Reading text: Begin

On Tue, Jan 06, 2009 at 06:43:20AM +0100, Christian Perrier wrote:
> Well, from what I see, it is absolutely confirmed that you reach the
> share as user joy and the last line of the log confirms that.
>
> It is then more and more likely that this falls down in the category
> of several bugs related to "valid users" handling between 3.0.23 and
> 3.0.25.
>
> The right confirmation can only come by testing with a more recent
> version (such as a backported 3.2: I will maybe finally provide one as
> we unofficially provide backported 3.2.x, with x>5 for lenny,
> already).
>
> Of course, I understand that upgrading a PDC might be somewhat tricky
> for you. Can't you duplicate the PDC configuration to a test machine
> that could run lenny or unstable?
In the meantime I upgraded the entire domain to the new lenny Samba - it was
painful in the process because the old 3.0 servers started somehow applying
new access logic towards the first 3.2 BDC and users complained about not
being able to access. The new Samba, however, had considerably more useful
logs and based on reading them I think I found the original problem:
My users had something like this in LDAP:
dn: cn=Pero Peric,ou=users,dc=imago,dc=hr
uid: pperic
sambaSID: S-1-5-21-145766654-2861277506-3272706772-
sambaPrimaryGroupSID: S-1-5-21-145766654-2861277506-3272706772-513
As it turns out, this was a blatant lack of understanding of what the
sambaSID field is supposed to be - a unique identifier of the *user* object,
*NOT* simply a pointer to the unique identifier of the domain object.

Reading text: End
Extracted material: Begin

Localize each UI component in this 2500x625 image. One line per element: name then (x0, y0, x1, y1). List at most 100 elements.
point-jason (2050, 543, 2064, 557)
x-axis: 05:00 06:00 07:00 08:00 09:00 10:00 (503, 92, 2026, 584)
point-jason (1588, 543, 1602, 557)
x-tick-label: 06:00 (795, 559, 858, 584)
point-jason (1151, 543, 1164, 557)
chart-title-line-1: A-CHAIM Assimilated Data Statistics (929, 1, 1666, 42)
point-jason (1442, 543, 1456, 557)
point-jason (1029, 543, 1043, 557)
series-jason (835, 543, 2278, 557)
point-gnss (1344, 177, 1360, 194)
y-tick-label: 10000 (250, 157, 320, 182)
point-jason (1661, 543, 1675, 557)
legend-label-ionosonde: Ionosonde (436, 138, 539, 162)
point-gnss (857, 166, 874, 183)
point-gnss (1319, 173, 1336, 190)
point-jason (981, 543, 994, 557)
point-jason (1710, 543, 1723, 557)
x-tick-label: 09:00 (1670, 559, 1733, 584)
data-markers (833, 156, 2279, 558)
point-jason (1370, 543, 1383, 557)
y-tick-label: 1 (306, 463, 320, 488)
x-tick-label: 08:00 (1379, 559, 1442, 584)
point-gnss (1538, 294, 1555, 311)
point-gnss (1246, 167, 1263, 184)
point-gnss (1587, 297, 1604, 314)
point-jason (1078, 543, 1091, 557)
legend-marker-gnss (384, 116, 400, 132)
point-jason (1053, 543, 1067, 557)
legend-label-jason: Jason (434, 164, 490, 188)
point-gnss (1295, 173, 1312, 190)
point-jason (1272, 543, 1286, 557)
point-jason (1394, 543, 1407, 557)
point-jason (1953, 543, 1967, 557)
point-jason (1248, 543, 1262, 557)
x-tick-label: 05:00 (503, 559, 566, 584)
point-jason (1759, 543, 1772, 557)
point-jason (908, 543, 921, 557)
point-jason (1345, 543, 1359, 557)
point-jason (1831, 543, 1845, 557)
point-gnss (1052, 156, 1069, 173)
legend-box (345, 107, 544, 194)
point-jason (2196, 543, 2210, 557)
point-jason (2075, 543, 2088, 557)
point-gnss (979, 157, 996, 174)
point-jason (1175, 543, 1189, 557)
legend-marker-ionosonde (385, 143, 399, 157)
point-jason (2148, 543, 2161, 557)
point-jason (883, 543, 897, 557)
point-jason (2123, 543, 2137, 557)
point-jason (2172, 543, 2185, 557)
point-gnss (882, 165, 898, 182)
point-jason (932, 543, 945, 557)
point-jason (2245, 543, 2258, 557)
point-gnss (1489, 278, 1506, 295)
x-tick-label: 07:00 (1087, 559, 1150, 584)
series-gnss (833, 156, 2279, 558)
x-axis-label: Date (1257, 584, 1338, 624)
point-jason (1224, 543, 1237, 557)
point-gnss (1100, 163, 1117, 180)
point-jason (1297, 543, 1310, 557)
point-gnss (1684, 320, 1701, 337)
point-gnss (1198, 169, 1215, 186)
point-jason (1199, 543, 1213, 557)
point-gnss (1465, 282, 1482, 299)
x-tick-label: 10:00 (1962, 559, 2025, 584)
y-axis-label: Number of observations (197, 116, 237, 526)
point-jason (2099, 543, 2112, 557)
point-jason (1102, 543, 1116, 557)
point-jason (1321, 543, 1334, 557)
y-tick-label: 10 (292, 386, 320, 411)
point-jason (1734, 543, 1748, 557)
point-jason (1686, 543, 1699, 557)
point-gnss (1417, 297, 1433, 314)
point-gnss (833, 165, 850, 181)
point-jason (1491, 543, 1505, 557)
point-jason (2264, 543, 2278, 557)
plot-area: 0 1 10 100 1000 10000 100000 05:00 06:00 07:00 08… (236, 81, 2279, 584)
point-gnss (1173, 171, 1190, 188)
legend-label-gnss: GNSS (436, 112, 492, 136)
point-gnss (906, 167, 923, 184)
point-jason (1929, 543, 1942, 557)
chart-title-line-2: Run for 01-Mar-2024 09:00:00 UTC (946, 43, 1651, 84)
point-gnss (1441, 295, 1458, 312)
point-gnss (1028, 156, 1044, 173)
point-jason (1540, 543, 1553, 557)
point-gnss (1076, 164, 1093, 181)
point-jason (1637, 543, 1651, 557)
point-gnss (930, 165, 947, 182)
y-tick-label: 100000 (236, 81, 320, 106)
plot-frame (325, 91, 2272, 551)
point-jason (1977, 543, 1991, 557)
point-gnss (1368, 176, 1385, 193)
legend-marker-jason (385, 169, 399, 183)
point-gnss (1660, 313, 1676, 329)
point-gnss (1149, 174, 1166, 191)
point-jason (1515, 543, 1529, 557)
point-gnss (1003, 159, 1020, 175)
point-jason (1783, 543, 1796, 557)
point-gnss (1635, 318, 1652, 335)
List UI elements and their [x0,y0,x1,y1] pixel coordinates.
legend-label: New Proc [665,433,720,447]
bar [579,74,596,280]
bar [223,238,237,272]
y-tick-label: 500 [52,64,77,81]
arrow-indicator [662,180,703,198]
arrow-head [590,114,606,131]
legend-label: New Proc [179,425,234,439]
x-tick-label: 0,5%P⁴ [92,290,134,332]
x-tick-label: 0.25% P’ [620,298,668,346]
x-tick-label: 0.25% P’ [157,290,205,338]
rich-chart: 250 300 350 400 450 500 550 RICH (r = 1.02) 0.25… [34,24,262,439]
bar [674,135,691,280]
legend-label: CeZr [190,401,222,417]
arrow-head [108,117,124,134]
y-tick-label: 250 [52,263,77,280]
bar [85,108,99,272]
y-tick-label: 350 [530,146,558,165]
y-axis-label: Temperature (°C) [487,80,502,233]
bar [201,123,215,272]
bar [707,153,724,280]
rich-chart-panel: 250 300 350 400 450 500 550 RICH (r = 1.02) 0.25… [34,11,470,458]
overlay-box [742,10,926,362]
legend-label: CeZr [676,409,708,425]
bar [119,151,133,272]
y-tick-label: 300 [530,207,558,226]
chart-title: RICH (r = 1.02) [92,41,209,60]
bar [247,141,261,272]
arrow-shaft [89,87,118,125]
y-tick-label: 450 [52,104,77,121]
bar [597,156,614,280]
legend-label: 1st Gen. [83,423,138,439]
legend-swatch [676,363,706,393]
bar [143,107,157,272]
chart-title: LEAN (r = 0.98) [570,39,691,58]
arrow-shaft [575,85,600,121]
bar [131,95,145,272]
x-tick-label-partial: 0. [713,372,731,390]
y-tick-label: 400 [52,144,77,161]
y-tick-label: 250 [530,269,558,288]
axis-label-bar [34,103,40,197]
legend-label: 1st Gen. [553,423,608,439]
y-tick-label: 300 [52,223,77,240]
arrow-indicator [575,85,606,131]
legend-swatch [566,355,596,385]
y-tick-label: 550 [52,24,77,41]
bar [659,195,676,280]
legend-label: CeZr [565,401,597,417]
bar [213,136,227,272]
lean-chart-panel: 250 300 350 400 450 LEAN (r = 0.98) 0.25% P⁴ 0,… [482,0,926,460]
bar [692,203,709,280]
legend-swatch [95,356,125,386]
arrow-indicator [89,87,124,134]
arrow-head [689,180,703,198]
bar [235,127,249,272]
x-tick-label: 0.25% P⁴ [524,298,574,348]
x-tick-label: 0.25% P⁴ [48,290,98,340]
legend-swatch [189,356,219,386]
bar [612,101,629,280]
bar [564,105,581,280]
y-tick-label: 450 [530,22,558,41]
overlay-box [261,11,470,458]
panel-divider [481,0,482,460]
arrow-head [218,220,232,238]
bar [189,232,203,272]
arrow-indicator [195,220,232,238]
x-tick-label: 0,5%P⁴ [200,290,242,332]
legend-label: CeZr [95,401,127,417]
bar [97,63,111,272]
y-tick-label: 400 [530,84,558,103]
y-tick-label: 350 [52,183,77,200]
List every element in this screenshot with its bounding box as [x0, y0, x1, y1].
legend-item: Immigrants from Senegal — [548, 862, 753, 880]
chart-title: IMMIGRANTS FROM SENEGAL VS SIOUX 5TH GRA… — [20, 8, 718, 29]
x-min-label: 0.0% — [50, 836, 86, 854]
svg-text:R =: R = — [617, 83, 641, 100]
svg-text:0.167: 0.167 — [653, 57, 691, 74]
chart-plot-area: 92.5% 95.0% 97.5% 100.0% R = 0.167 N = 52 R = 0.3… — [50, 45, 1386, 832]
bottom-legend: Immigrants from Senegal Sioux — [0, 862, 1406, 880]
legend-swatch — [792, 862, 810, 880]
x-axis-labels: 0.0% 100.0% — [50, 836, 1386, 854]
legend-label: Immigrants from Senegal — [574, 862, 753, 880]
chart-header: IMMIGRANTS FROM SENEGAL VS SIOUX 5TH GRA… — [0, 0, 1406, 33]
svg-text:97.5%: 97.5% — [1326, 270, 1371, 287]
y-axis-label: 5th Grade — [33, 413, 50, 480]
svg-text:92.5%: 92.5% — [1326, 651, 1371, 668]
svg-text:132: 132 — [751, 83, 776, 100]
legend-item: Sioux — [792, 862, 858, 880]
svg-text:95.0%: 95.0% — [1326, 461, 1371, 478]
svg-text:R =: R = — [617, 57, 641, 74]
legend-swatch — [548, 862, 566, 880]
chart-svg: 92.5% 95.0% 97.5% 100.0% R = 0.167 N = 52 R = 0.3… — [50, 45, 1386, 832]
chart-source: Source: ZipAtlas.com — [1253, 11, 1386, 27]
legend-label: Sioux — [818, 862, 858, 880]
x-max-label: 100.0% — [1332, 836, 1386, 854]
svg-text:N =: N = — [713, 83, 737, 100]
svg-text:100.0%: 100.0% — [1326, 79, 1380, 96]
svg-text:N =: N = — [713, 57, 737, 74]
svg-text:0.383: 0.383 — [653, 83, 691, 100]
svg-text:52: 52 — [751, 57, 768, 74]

Extracted material: End

__Problem 1__: List the attribute names that appear in the LDAP user entry quoted in the Samba message.
__Problem 2__: Copy the passage of the Samba message starting at "In the meantime" and ending at "the domain object.".
__Problem 3__:
Answer these questions from the Samba message:
(a) As which user does the log confirm the share is reached?
(b) What two systems does Christian Perrier suggest a test machine could run?
(c) According to the writer, what is the sambaSID field supposed to be?

__Response box 1__:
dn
uid
sambaSID
sambaPrimaryGroupSID

__Response box 2__:
In the meantime I upgraded the entire domain to the new lenny Samba - it was
painful in the process because the old 3.0 servers started somehow applying
new access logic towards the first 3.2 BDC and users complained about not
being able to access. The new Samba, however, had considerably more useful
logs and based on reading them I think I found the original problem:
My users had something like this in LDAP:
dn: cn=Pero Peric,ou=users,dc=imago,dc=hr
uid: pperic
sambaSID: S-1-5-21-145766654-2861277506-3272706772-
sambaPrimaryGroupSID: S-1-5-21-145766654-2861277506-3272706772-513
As it turns out, this was a blatant lack of understanding of what the
sambaSID field is supposed to be - a unique identifier of the *user* object,
*NOT* simply a pointer to the unique identifier of the domain object.

__Response box 3__:
(a) joy
(b) lenny or unstable
(c) A unique identifier of the user object